Dataset records:
# # # # # # #

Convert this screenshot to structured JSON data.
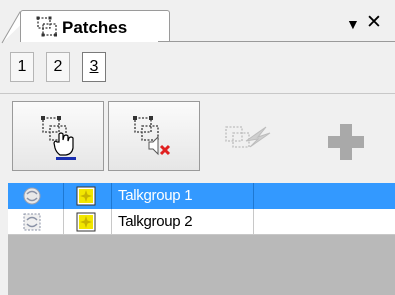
{
  "panel": {
    "title": "Patches",
    "controls": {
      "pin_icon": "dropdown-pin-icon",
      "close_icon": "close-icon"
    }
  },
  "pages": [
    {
      "label": "1",
      "selected": false
    },
    {
      "label": "2",
      "selected": false
    },
    {
      "label": "3",
      "selected": true
    }
  ],
  "toolbar": [
    {
      "icon": "select-patch-hand-icon",
      "enabled": true
    },
    {
      "icon": "delete-patch-icon",
      "enabled": true
    },
    {
      "icon": "patch-lightning-icon",
      "enabled": false
    },
    {
      "icon": "add-icon",
      "enabled": false
    }
  ],
  "list": {
    "rows": [
      {
        "status_icon": "patch-status-icon",
        "type_icon": "talkgroup-star-icon",
        "name": "Talkgroup 1",
        "selected": true
      },
      {
        "status_icon": "patch-status-icon",
        "type_icon": "talkgroup-star-icon",
        "name": "Talkgroup 2",
        "selected": false
      }
    ]
  },
  "colors": {
    "selection": "#3399ff",
    "grid_empty": "#b9b9b9",
    "delete_red": "#e02020",
    "hand_underline": "#1a2fb0",
    "star_yellow": "#f2e600"
  }
}
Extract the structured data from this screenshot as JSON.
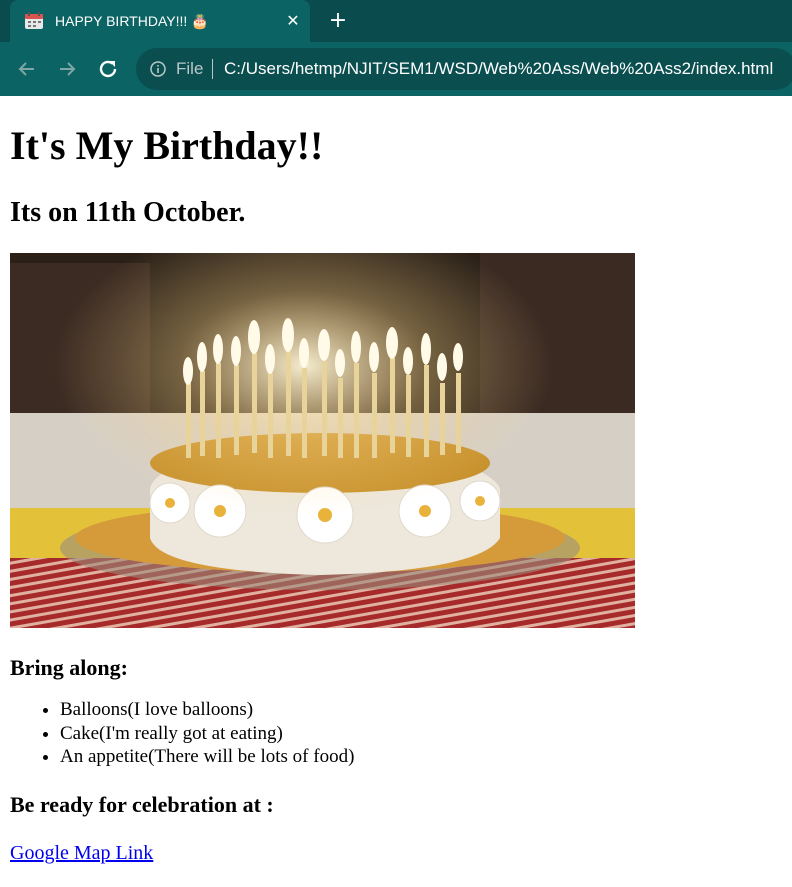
{
  "browser": {
    "tab_title": "HAPPY BIRTHDAY!!! 🎂",
    "tab_favicon": "calendar-icon",
    "close_label": "✕",
    "new_tab_label": "+",
    "omnibox": {
      "scheme": "File",
      "url": "C:/Users/hetmp/NJIT/SEM1/WSD/Web%20Ass/Web%20Ass2/index.html"
    },
    "icons": [
      "back-arrow-icon",
      "forward-arrow-icon",
      "reload-icon",
      "info-icon"
    ]
  },
  "page": {
    "heading": "It's My Birthday!!",
    "subheading": "Its on 11th October.",
    "bring_heading": "Bring along:",
    "bring_items": [
      "Balloons(I love balloons)",
      "Cake(I'm really got at eating)",
      "An appetite(There will be lots of food)"
    ],
    "celebration_heading": "Be ready for celebration at :",
    "map_link": "Google Map Link"
  },
  "colors": {
    "chrome_bg": "#0b6363",
    "tabstrip_bg": "#0a4b4d",
    "link": "#0000ee"
  }
}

# # # # # # #

Here the job is to quote the lines from the one with "Extract the structured" through the end of the material, both included, exactly; please skip the pictures.

Extract the structured data from this screenshot as JSON.
{
  "browser": {
    "tab_title": "HAPPY BIRTHDAY!!! 🎂",
    "tab_favicon": "calendar-icon",
    "close_label": "✕",
    "new_tab_label": "+",
    "omnibox": {
      "scheme": "File",
      "url": "C:/Users/hetmp/NJIT/SEM1/WSD/Web%20Ass/Web%20Ass2/index.html"
    },
    "icons": [
      "back-arrow-icon",
      "forward-arrow-icon",
      "reload-icon",
      "info-icon"
    ]
  },
  "page": {
    "heading": "It's My Birthday!!",
    "subheading": "Its on 11th October.",
    "bring_heading": "Bring along:",
    "bring_items": [
      "Balloons(I love balloons)",
      "Cake(I'm really got at eating)",
      "An appetite(There will be lots of food)"
    ],
    "celebration_heading": "Be ready for celebration at :",
    "map_link": "Google Map Link"
  },
  "colors": {
    "chrome_bg": "#0b6363",
    "tabstrip_bg": "#0a4b4d",
    "link": "#0000ee"
  }
}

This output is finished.